● **Items from a figure collection**
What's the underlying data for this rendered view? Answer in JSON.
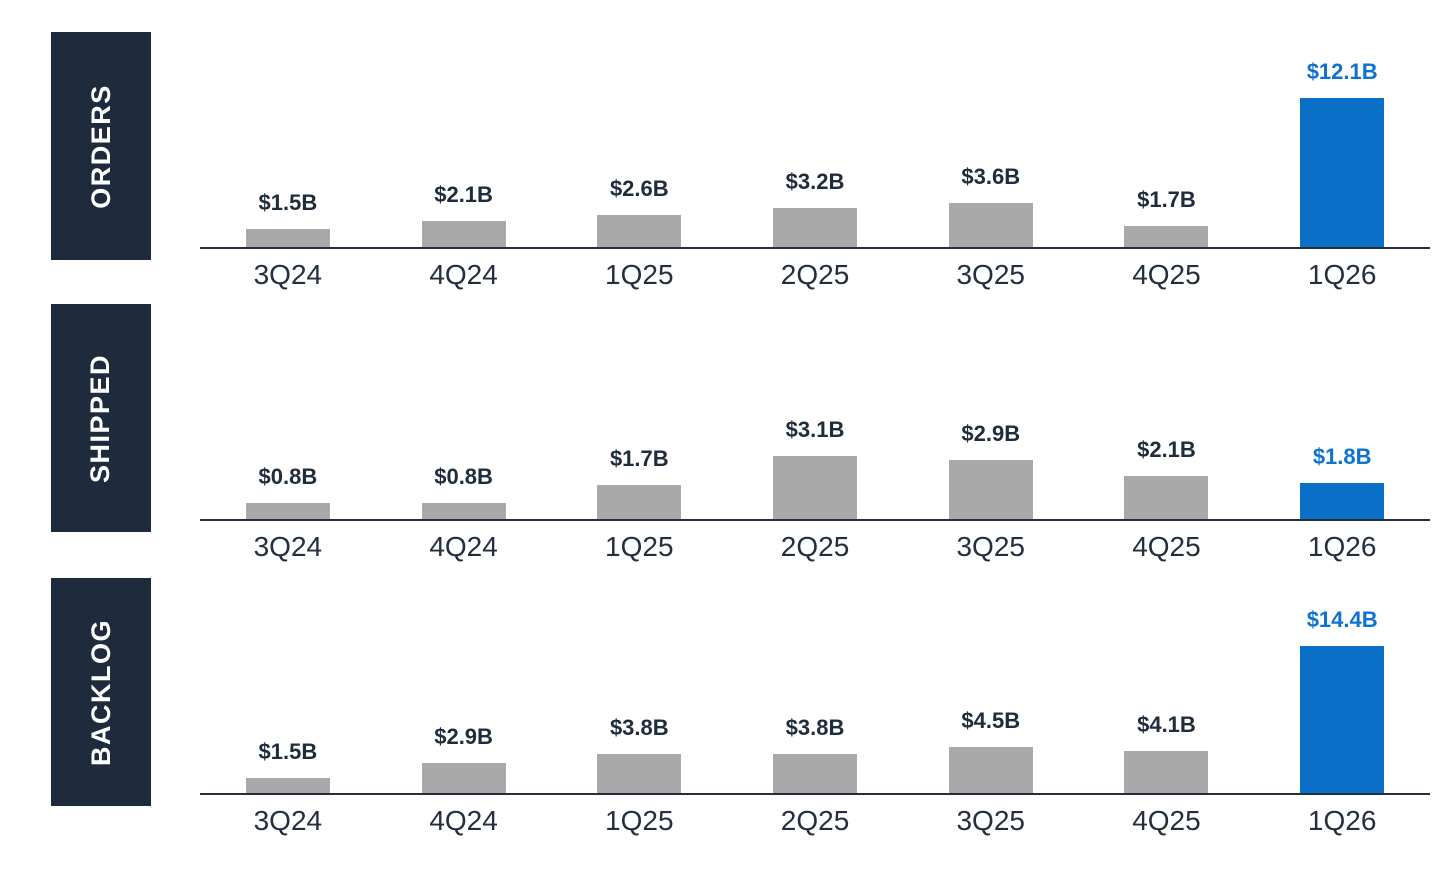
{
  "colors": {
    "navy_box": "#1d2b3c",
    "bar_gray": "#a9a9a9",
    "bar_blue": "#0a70c7",
    "value_text": "#1f2c3c",
    "value_text_highlight": "#0e72cf",
    "axis_line": "#242f3e",
    "category_text": "#232f3f",
    "section_title_text": "#ffffff",
    "background": "#ffffff"
  },
  "chart_data": [
    {
      "type": "bar",
      "title": "ORDERS",
      "unit": "USD billions",
      "categories": [
        "3Q24",
        "4Q24",
        "1Q25",
        "2Q25",
        "3Q25",
        "4Q25",
        "1Q26"
      ],
      "values": [
        1.5,
        2.1,
        2.6,
        3.2,
        3.6,
        1.7,
        12.1
      ],
      "value_labels": [
        "$1.5B",
        "$2.1B",
        "$2.6B",
        "$3.2B",
        "$3.6B",
        "$1.7B",
        "$12.1B"
      ],
      "highlight_index": 6,
      "highlight_category": "1Q26",
      "ylim": [
        0,
        17.5
      ],
      "grid": false,
      "legend": false
    },
    {
      "type": "bar",
      "title": "SHIPPED",
      "unit": "USD billions",
      "categories": [
        "3Q24",
        "4Q24",
        "1Q25",
        "2Q25",
        "3Q25",
        "4Q25",
        "1Q26"
      ],
      "values": [
        0.8,
        0.8,
        1.7,
        3.1,
        2.9,
        2.1,
        1.8
      ],
      "value_labels": [
        "$0.8B",
        "$0.8B",
        "$1.7B",
        "$3.1B",
        "$2.9B",
        "$2.1B",
        "$1.8B"
      ],
      "highlight_index": 6,
      "highlight_category": "1Q26",
      "ylim": [
        0,
        10.6
      ],
      "grid": false,
      "legend": false
    },
    {
      "type": "bar",
      "title": "BACKLOG",
      "unit": "USD billions",
      "categories": [
        "3Q24",
        "4Q24",
        "1Q25",
        "2Q25",
        "3Q25",
        "4Q25",
        "1Q26"
      ],
      "values": [
        1.5,
        2.9,
        3.8,
        3.8,
        4.5,
        4.1,
        14.4
      ],
      "value_labels": [
        "$1.5B",
        "$2.9B",
        "$3.8B",
        "$3.8B",
        "$4.5B",
        "$4.1B",
        "$14.4B"
      ],
      "highlight_index": 6,
      "highlight_category": "1Q26",
      "ylim": [
        0,
        21
      ],
      "grid": false,
      "legend": false
    }
  ]
}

● **Stated problem**
Could you repeat all of the material exactly? Pictures should not be copied.

● **Written response**
What's the underlying data for this rendered view? Answer in JSON.
{
  "colors": {
    "navy_box": "#1d2b3c",
    "bar_gray": "#a9a9a9",
    "bar_blue": "#0a70c7",
    "value_text": "#1f2c3c",
    "value_text_highlight": "#0e72cf",
    "axis_line": "#242f3e",
    "category_text": "#232f3f",
    "section_title_text": "#ffffff",
    "background": "#ffffff"
  },
  "chart_data": [
    {
      "type": "bar",
      "title": "ORDERS",
      "unit": "USD billions",
      "categories": [
        "3Q24",
        "4Q24",
        "1Q25",
        "2Q25",
        "3Q25",
        "4Q25",
        "1Q26"
      ],
      "values": [
        1.5,
        2.1,
        2.6,
        3.2,
        3.6,
        1.7,
        12.1
      ],
      "value_labels": [
        "$1.5B",
        "$2.1B",
        "$2.6B",
        "$3.2B",
        "$3.6B",
        "$1.7B",
        "$12.1B"
      ],
      "highlight_index": 6,
      "highlight_category": "1Q26",
      "ylim": [
        0,
        17.5
      ],
      "grid": false,
      "legend": false
    },
    {
      "type": "bar",
      "title": "SHIPPED",
      "unit": "USD billions",
      "categories": [
        "3Q24",
        "4Q24",
        "1Q25",
        "2Q25",
        "3Q25",
        "4Q25",
        "1Q26"
      ],
      "values": [
        0.8,
        0.8,
        1.7,
        3.1,
        2.9,
        2.1,
        1.8
      ],
      "value_labels": [
        "$0.8B",
        "$0.8B",
        "$1.7B",
        "$3.1B",
        "$2.9B",
        "$2.1B",
        "$1.8B"
      ],
      "highlight_index": 6,
      "highlight_category": "1Q26",
      "ylim": [
        0,
        10.6
      ],
      "grid": false,
      "legend": false
    },
    {
      "type": "bar",
      "title": "BACKLOG",
      "unit": "USD billions",
      "categories": [
        "3Q24",
        "4Q24",
        "1Q25",
        "2Q25",
        "3Q25",
        "4Q25",
        "1Q26"
      ],
      "values": [
        1.5,
        2.9,
        3.8,
        3.8,
        4.5,
        4.1,
        14.4
      ],
      "value_labels": [
        "$1.5B",
        "$2.9B",
        "$3.8B",
        "$3.8B",
        "$4.5B",
        "$4.1B",
        "$14.4B"
      ],
      "highlight_index": 6,
      "highlight_category": "1Q26",
      "ylim": [
        0,
        21
      ],
      "grid": false,
      "legend": false
    }
  ]
}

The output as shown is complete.